Figure dataset records
============
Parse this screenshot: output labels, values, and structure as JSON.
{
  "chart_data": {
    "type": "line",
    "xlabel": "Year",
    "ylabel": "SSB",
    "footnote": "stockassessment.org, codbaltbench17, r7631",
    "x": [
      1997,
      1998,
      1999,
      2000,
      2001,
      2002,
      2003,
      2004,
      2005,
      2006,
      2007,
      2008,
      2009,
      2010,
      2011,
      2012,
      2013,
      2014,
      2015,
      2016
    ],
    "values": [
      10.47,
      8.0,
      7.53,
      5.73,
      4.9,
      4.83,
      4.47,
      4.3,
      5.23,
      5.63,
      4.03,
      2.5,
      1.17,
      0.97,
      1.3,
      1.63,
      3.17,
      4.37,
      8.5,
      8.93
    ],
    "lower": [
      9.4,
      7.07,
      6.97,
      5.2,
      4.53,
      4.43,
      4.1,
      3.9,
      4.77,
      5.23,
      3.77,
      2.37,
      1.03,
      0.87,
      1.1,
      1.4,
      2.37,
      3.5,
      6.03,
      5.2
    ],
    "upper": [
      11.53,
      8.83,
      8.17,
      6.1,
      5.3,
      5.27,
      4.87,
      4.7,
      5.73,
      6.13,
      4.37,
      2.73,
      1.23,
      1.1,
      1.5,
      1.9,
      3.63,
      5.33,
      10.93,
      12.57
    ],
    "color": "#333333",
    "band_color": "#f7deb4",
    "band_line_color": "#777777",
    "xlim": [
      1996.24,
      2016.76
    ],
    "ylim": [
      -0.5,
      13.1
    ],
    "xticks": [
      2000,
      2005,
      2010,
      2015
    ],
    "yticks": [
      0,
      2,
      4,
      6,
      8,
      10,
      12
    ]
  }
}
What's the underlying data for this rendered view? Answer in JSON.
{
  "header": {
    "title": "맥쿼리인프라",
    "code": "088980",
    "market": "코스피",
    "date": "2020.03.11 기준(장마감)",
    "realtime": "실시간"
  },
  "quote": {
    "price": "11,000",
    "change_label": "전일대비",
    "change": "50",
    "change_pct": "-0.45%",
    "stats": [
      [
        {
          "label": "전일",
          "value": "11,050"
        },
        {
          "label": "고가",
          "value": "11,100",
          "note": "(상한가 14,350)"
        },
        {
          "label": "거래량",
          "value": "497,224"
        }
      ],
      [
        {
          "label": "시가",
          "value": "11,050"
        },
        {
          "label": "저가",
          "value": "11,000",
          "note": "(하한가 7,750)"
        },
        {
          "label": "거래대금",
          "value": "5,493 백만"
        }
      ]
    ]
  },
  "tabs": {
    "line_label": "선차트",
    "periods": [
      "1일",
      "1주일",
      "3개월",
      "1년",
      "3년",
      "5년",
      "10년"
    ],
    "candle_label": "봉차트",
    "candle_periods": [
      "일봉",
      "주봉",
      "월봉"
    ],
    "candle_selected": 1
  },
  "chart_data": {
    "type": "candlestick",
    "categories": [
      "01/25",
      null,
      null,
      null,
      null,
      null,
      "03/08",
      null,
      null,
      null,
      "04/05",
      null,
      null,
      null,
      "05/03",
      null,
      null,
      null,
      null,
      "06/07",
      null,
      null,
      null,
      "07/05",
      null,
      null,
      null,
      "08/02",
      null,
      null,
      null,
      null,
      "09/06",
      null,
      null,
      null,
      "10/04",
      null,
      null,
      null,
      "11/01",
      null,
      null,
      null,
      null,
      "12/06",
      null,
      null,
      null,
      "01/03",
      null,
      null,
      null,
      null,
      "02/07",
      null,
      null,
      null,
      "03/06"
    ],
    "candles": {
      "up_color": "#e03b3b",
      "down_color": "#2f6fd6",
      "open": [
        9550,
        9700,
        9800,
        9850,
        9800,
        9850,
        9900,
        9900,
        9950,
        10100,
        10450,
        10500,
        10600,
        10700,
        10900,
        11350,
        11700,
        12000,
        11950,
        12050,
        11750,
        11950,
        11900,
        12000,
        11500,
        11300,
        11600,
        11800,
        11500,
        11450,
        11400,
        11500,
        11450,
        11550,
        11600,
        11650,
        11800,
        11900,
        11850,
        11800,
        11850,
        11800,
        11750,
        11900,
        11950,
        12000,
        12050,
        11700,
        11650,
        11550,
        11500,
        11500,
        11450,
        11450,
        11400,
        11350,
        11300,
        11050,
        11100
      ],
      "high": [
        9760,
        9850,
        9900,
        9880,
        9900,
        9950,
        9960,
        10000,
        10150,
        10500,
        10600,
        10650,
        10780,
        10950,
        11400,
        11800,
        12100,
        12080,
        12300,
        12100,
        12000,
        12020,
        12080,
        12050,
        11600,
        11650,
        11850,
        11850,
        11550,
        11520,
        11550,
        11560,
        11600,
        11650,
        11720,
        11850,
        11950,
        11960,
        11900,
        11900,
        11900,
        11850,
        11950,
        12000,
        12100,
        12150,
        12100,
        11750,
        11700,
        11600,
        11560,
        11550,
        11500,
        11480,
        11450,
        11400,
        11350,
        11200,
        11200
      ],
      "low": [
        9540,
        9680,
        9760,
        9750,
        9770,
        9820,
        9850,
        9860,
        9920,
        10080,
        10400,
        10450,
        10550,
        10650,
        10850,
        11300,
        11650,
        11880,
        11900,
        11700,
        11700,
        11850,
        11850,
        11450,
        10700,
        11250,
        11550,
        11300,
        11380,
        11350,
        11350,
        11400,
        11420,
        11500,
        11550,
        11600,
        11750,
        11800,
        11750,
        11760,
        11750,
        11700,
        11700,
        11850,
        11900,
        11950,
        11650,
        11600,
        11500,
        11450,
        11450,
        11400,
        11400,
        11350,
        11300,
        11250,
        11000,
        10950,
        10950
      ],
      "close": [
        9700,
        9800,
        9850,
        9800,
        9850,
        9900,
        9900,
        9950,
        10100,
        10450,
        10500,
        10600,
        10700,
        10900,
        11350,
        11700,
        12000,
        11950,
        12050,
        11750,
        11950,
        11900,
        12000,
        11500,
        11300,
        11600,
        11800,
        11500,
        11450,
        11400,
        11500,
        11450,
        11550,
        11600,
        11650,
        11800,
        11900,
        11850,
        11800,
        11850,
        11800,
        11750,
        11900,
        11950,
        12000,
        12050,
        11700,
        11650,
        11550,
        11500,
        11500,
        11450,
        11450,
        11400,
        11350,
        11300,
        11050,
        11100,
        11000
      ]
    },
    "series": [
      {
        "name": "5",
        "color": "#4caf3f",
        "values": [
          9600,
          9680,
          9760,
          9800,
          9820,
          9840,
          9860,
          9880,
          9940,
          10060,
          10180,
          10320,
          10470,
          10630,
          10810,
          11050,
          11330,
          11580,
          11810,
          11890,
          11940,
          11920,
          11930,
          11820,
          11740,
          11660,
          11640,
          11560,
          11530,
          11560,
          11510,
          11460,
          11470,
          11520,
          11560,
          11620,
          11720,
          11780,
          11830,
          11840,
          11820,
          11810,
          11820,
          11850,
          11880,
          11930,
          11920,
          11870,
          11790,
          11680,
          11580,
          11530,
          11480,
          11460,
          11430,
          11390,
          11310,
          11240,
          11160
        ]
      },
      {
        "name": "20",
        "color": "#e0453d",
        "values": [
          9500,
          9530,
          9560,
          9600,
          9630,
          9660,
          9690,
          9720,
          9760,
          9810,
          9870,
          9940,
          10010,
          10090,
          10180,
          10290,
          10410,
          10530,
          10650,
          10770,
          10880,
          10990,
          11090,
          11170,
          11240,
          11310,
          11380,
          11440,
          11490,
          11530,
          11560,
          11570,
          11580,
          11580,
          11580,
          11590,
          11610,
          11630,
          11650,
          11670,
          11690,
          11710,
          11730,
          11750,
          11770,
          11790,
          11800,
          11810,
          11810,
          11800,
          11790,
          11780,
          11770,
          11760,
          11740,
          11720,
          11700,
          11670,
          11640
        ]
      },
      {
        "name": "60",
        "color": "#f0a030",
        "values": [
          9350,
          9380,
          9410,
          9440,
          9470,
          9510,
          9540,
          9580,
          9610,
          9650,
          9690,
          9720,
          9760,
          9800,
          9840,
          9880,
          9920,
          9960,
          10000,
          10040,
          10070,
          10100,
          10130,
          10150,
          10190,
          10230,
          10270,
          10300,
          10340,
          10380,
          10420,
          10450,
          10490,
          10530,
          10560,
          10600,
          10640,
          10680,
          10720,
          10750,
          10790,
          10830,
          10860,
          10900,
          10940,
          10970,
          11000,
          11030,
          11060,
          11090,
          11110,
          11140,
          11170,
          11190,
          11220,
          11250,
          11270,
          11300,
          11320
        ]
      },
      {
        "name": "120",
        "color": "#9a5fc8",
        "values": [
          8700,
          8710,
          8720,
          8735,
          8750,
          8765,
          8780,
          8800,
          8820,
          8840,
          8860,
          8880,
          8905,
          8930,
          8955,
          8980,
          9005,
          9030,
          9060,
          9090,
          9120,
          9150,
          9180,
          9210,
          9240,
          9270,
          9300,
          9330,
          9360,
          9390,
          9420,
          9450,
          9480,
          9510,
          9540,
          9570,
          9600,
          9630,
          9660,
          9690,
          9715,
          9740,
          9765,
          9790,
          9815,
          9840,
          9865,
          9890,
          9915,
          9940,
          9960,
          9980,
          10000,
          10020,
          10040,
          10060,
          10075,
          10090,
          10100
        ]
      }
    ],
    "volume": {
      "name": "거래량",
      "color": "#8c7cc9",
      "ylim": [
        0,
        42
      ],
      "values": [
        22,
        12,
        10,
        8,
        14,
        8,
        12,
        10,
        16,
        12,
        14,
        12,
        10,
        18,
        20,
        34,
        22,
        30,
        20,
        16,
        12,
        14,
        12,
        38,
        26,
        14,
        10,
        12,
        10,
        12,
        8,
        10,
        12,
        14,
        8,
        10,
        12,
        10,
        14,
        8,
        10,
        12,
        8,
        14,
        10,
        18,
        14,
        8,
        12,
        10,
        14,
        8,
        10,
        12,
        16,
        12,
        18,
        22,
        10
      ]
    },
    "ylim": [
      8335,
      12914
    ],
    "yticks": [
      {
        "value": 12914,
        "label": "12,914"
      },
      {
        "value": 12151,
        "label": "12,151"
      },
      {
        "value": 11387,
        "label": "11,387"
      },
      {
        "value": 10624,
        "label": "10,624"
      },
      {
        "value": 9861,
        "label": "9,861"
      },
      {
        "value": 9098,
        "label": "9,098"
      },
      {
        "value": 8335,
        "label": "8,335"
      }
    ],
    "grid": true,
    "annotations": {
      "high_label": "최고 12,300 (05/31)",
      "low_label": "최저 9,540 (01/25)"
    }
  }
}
============
THE TASK - On how many lines does the word "name" appear? Answer with only the number.

WRITTEN REPLY - 5